WHAT TO DO —
The records below are to be quoted in full; please keep every word exact.

ROWS —
__________

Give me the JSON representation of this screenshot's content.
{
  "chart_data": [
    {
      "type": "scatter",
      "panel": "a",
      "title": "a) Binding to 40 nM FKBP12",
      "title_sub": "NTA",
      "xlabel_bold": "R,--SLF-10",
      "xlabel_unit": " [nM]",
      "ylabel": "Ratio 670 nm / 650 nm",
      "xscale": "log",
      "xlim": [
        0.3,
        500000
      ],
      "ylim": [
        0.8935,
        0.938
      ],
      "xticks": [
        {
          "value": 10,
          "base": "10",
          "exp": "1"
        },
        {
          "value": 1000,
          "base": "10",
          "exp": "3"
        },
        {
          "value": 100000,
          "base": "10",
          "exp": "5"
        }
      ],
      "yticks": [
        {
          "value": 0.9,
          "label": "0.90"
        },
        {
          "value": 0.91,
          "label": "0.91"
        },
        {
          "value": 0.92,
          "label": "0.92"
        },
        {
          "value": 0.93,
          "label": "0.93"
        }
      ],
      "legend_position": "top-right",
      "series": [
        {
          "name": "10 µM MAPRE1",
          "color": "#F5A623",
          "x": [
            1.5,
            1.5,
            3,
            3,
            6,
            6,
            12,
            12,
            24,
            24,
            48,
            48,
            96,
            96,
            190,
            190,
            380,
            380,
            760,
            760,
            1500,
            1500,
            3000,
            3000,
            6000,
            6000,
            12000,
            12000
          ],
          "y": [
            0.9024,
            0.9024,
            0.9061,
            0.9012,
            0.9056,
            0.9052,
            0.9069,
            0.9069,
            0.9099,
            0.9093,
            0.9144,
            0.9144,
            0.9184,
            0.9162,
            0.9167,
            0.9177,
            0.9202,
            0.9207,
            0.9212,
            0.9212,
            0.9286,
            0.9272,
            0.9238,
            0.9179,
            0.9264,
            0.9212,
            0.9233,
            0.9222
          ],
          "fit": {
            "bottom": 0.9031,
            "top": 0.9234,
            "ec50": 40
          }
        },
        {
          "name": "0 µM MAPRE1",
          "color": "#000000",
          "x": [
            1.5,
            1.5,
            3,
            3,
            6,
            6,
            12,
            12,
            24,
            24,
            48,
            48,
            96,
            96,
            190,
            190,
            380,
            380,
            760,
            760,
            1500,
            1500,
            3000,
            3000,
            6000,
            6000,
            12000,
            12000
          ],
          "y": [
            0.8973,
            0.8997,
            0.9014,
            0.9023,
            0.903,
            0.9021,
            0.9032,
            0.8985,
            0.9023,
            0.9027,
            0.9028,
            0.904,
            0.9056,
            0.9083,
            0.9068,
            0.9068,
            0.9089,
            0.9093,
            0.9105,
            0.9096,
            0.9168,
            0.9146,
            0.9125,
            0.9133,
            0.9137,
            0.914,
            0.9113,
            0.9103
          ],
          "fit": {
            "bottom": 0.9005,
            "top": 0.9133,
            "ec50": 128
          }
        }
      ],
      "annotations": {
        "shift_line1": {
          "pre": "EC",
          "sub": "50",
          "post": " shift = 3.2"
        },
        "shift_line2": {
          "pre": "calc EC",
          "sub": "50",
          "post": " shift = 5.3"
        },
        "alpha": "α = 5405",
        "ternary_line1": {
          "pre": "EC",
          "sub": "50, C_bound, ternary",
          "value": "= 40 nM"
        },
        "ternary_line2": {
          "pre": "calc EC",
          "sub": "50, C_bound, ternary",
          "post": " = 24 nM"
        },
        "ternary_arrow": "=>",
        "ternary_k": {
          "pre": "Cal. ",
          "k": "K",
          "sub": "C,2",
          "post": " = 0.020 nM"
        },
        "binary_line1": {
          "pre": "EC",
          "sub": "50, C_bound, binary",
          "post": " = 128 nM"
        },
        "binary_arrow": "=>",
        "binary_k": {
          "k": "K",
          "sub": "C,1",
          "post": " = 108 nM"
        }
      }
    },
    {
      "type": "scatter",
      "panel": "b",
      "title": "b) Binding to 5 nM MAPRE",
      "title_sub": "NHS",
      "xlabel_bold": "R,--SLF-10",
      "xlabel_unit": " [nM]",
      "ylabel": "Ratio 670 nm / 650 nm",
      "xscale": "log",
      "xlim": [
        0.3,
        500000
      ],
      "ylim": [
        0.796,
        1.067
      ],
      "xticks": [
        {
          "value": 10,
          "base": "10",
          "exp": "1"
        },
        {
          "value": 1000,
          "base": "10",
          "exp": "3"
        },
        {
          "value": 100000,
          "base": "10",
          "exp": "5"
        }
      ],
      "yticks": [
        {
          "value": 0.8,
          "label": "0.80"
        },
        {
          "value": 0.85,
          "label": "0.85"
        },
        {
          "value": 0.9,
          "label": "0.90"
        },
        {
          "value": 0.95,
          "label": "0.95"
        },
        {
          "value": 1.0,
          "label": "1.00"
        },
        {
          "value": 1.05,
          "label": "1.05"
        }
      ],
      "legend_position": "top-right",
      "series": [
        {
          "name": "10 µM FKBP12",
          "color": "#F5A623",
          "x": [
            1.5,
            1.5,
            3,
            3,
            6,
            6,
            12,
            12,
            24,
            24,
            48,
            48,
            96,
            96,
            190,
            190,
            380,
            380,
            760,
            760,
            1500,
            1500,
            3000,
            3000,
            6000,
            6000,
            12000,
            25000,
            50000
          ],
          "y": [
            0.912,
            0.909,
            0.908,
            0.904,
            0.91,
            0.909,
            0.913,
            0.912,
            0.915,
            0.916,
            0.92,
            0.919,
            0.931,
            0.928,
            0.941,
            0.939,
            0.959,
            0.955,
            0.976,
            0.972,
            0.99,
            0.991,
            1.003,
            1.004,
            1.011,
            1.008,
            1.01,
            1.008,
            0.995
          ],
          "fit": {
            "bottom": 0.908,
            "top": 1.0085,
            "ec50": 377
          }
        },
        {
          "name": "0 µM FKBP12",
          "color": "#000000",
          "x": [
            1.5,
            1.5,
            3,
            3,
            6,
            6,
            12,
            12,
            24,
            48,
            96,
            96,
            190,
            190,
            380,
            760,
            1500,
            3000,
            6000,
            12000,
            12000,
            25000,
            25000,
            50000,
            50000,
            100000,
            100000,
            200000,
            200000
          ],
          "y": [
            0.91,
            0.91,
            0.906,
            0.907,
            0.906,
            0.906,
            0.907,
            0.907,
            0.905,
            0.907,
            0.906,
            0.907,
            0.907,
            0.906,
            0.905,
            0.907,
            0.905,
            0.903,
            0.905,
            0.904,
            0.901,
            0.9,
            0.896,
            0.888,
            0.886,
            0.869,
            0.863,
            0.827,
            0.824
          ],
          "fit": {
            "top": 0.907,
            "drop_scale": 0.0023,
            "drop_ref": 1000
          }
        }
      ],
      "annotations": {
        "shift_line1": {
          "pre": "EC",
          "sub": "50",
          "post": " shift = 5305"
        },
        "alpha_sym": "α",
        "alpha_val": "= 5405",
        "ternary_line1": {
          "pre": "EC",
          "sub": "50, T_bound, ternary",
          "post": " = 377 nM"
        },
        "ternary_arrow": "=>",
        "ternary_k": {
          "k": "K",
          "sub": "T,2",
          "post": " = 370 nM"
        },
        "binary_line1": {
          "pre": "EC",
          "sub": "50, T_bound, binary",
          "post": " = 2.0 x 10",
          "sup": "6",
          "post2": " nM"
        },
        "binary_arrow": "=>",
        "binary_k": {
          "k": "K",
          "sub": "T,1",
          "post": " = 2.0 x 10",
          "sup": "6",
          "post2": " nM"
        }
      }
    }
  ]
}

__________

OUTPUT OF THE TASK —
Give me the JSON representation of this screenshot's content.
{
  "chart_data": [
    {
      "type": "scatter",
      "panel": "a",
      "title": "a) Binding to 40 nM FKBP12",
      "title_sub": "NTA",
      "xlabel_bold": "R,--SLF-10",
      "xlabel_unit": " [nM]",
      "ylabel": "Ratio 670 nm / 650 nm",
      "xscale": "log",
      "xlim": [
        0.3,
        500000
      ],
      "ylim": [
        0.8935,
        0.938
      ],
      "xticks": [
        {
          "value": 10,
          "base": "10",
          "exp": "1"
        },
        {
          "value": 1000,
          "base": "10",
          "exp": "3"
        },
        {
          "value": 100000,
          "base": "10",
          "exp": "5"
        }
      ],
      "yticks": [
        {
          "value": 0.9,
          "label": "0.90"
        },
        {
          "value": 0.91,
          "label": "0.91"
        },
        {
          "value": 0.92,
          "label": "0.92"
        },
        {
          "value": 0.93,
          "label": "0.93"
        }
      ],
      "legend_position": "top-right",
      "series": [
        {
          "name": "10 µM MAPRE1",
          "color": "#F5A623",
          "x": [
            1.5,
            1.5,
            3,
            3,
            6,
            6,
            12,
            12,
            24,
            24,
            48,
            48,
            96,
            96,
            190,
            190,
            380,
            380,
            760,
            760,
            1500,
            1500,
            3000,
            3000,
            6000,
            6000,
            12000,
            12000
          ],
          "y": [
            0.9024,
            0.9024,
            0.9061,
            0.9012,
            0.9056,
            0.9052,
            0.9069,
            0.9069,
            0.9099,
            0.9093,
            0.9144,
            0.9144,
            0.9184,
            0.9162,
            0.9167,
            0.9177,
            0.9202,
            0.9207,
            0.9212,
            0.9212,
            0.9286,
            0.9272,
            0.9238,
            0.9179,
            0.9264,
            0.9212,
            0.9233,
            0.9222
          ],
          "fit": {
            "bottom": 0.9031,
            "top": 0.9234,
            "ec50": 40
          }
        },
        {
          "name": "0 µM MAPRE1",
          "color": "#000000",
          "x": [
            1.5,
            1.5,
            3,
            3,
            6,
            6,
            12,
            12,
            24,
            24,
            48,
            48,
            96,
            96,
            190,
            190,
            380,
            380,
            760,
            760,
            1500,
            1500,
            3000,
            3000,
            6000,
            6000,
            12000,
            12000
          ],
          "y": [
            0.8973,
            0.8997,
            0.9014,
            0.9023,
            0.903,
            0.9021,
            0.9032,
            0.8985,
            0.9023,
            0.9027,
            0.9028,
            0.904,
            0.9056,
            0.9083,
            0.9068,
            0.9068,
            0.9089,
            0.9093,
            0.9105,
            0.9096,
            0.9168,
            0.9146,
            0.9125,
            0.9133,
            0.9137,
            0.914,
            0.9113,
            0.9103
          ],
          "fit": {
            "bottom": 0.9005,
            "top": 0.9133,
            "ec50": 128
          }
        }
      ],
      "annotations": {
        "shift_line1": {
          "pre": "EC",
          "sub": "50",
          "post": " shift = 3.2"
        },
        "shift_line2": {
          "pre": "calc EC",
          "sub": "50",
          "post": " shift = 5.3"
        },
        "alpha": "α = 5405",
        "ternary_line1": {
          "pre": "EC",
          "sub": "50, C_bound, ternary",
          "value": "= 40 nM"
        },
        "ternary_line2": {
          "pre": "calc EC",
          "sub": "50, C_bound, ternary",
          "post": " = 24 nM"
        },
        "ternary_arrow": "=>",
        "ternary_k": {
          "pre": "Cal. ",
          "k": "K",
          "sub": "C,2",
          "post": " = 0.020 nM"
        },
        "binary_line1": {
          "pre": "EC",
          "sub": "50, C_bound, binary",
          "post": " = 128 nM"
        },
        "binary_arrow": "=>",
        "binary_k": {
          "k": "K",
          "sub": "C,1",
          "post": " = 108 nM"
        }
      }
    },
    {
      "type": "scatter",
      "panel": "b",
      "title": "b) Binding to 5 nM MAPRE",
      "title_sub": "NHS",
      "xlabel_bold": "R,--SLF-10",
      "xlabel_unit": " [nM]",
      "ylabel": "Ratio 670 nm / 650 nm",
      "xscale": "log",
      "xlim": [
        0.3,
        500000
      ],
      "ylim": [
        0.796,
        1.067
      ],
      "xticks": [
        {
          "value": 10,
          "base": "10",
          "exp": "1"
        },
        {
          "value": 1000,
          "base": "10",
          "exp": "3"
        },
        {
          "value": 100000,
          "base": "10",
          "exp": "5"
        }
      ],
      "yticks": [
        {
          "value": 0.8,
          "label": "0.80"
        },
        {
          "value": 0.85,
          "label": "0.85"
        },
        {
          "value": 0.9,
          "label": "0.90"
        },
        {
          "value": 0.95,
          "label": "0.95"
        },
        {
          "value": 1.0,
          "label": "1.00"
        },
        {
          "value": 1.05,
          "label": "1.05"
        }
      ],
      "legend_position": "top-right",
      "series": [
        {
          "name": "10 µM FKBP12",
          "color": "#F5A623",
          "x": [
            1.5,
            1.5,
            3,
            3,
            6,
            6,
            12,
            12,
            24,
            24,
            48,
            48,
            96,
            96,
            190,
            190,
            380,
            380,
            760,
            760,
            1500,
            1500,
            3000,
            3000,
            6000,
            6000,
            12000,
            25000,
            50000
          ],
          "y": [
            0.912,
            0.909,
            0.908,
            0.904,
            0.91,
            0.909,
            0.913,
            0.912,
            0.915,
            0.916,
            0.92,
            0.919,
            0.931,
            0.928,
            0.941,
            0.939,
            0.959,
            0.955,
            0.976,
            0.972,
            0.99,
            0.991,
            1.003,
            1.004,
            1.011,
            1.008,
            1.01,
            1.008,
            0.995
          ],
          "fit": {
            "bottom": 0.908,
            "top": 1.0085,
            "ec50": 377
          }
        },
        {
          "name": "0 µM FKBP12",
          "color": "#000000",
          "x": [
            1.5,
            1.5,
            3,
            3,
            6,
            6,
            12,
            12,
            24,
            48,
            96,
            96,
            190,
            190,
            380,
            760,
            1500,
            3000,
            6000,
            12000,
            12000,
            25000,
            25000,
            50000,
            50000,
            100000,
            100000,
            200000,
            200000
          ],
          "y": [
            0.91,
            0.91,
            0.906,
            0.907,
            0.906,
            0.906,
            0.907,
            0.907,
            0.905,
            0.907,
            0.906,
            0.907,
            0.907,
            0.906,
            0.905,
            0.907,
            0.905,
            0.903,
            0.905,
            0.904,
            0.901,
            0.9,
            0.896,
            0.888,
            0.886,
            0.869,
            0.863,
            0.827,
            0.824
          ],
          "fit": {
            "top": 0.907,
            "drop_scale": 0.0023,
            "drop_ref": 1000
          }
        }
      ],
      "annotations": {
        "shift_line1": {
          "pre": "EC",
          "sub": "50",
          "post": " shift = 5305"
        },
        "alpha_sym": "α",
        "alpha_val": "= 5405",
        "ternary_line1": {
          "pre": "EC",
          "sub": "50, T_bound, ternary",
          "post": " = 377 nM"
        },
        "ternary_arrow": "=>",
        "ternary_k": {
          "k": "K",
          "sub": "T,2",
          "post": " = 370 nM"
        },
        "binary_line1": {
          "pre": "EC",
          "sub": "50, T_bound, binary",
          "post": " = 2.0 x 10",
          "sup": "6",
          "post2": " nM"
        },
        "binary_arrow": "=>",
        "binary_k": {
          "k": "K",
          "sub": "T,1",
          "post": " = 2.0 x 10",
          "sup": "6",
          "post2": " nM"
        }
      }
    }
  ]
}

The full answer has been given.